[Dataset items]
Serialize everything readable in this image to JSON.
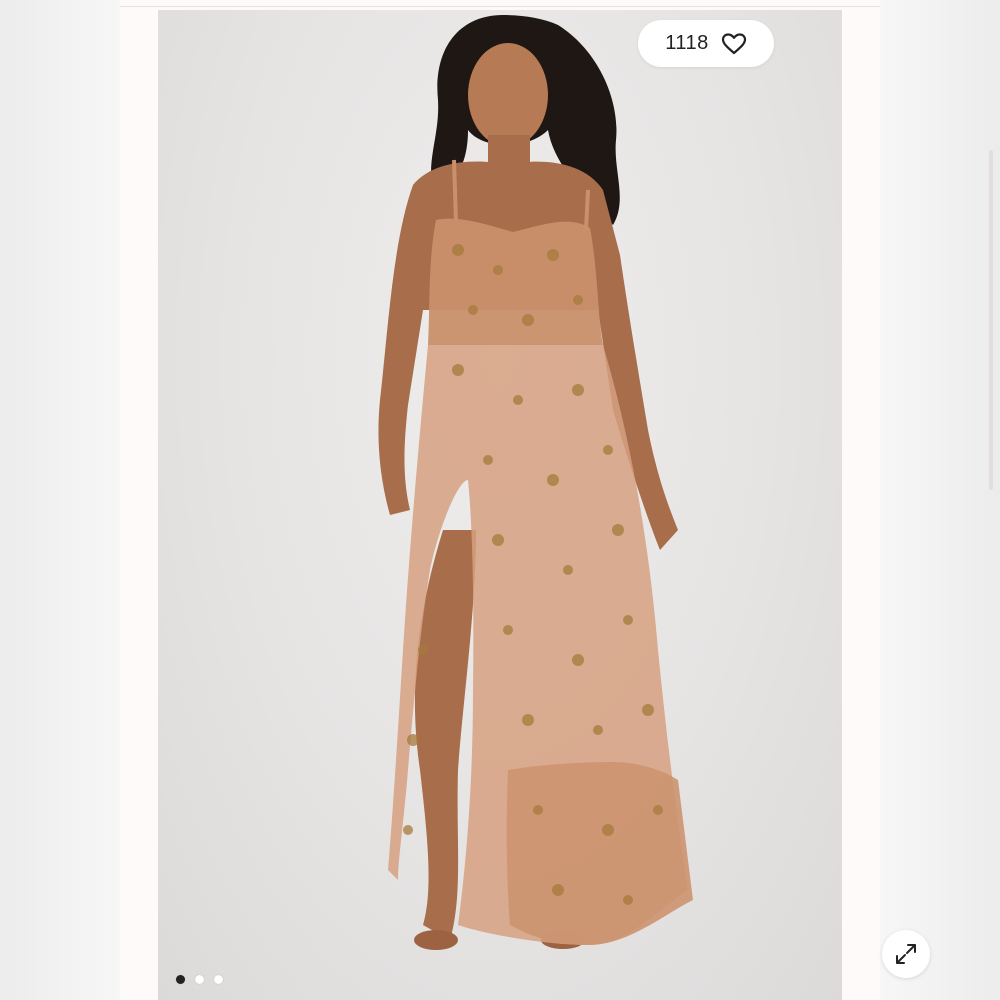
{
  "like": {
    "count": "1118"
  },
  "icons": {
    "heart": "heart-icon",
    "expand": "expand-icon"
  },
  "carousel": {
    "total": 3,
    "active": 1
  },
  "colors": {
    "dress": "#c9906c",
    "dress_light": "#dca889",
    "embroidery": "#a67a3a",
    "skin": "#a86d4b",
    "hair": "#1e1714",
    "background": "#e6e4e3"
  }
}
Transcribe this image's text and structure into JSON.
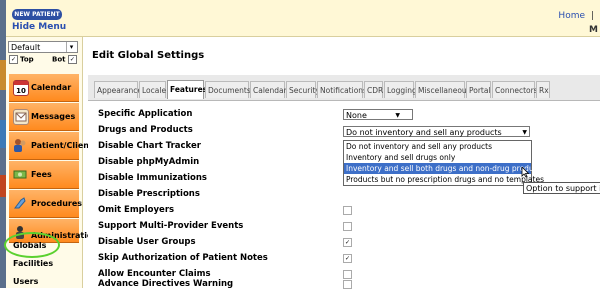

__Challenge__. Transcribe the full listing above exactly, with the images removed.

__Task solution__.
Serialize everything readable in this image to JSON.
{
  "like": {
    "count": "1118"
  },
  "icons": {
    "heart": "heart-icon",
    "expand": "expand-icon"
  },
  "carousel": {
    "total": 3,
    "active": 1
  },
  "colors": {
    "dress": "#c9906c",
    "dress_light": "#dca889",
    "embroidery": "#a67a3a",
    "skin": "#a86d4b",
    "hair": "#1e1714",
    "background": "#e6e4e3"
  }
}
Transcribe this image's text and structure into JSON.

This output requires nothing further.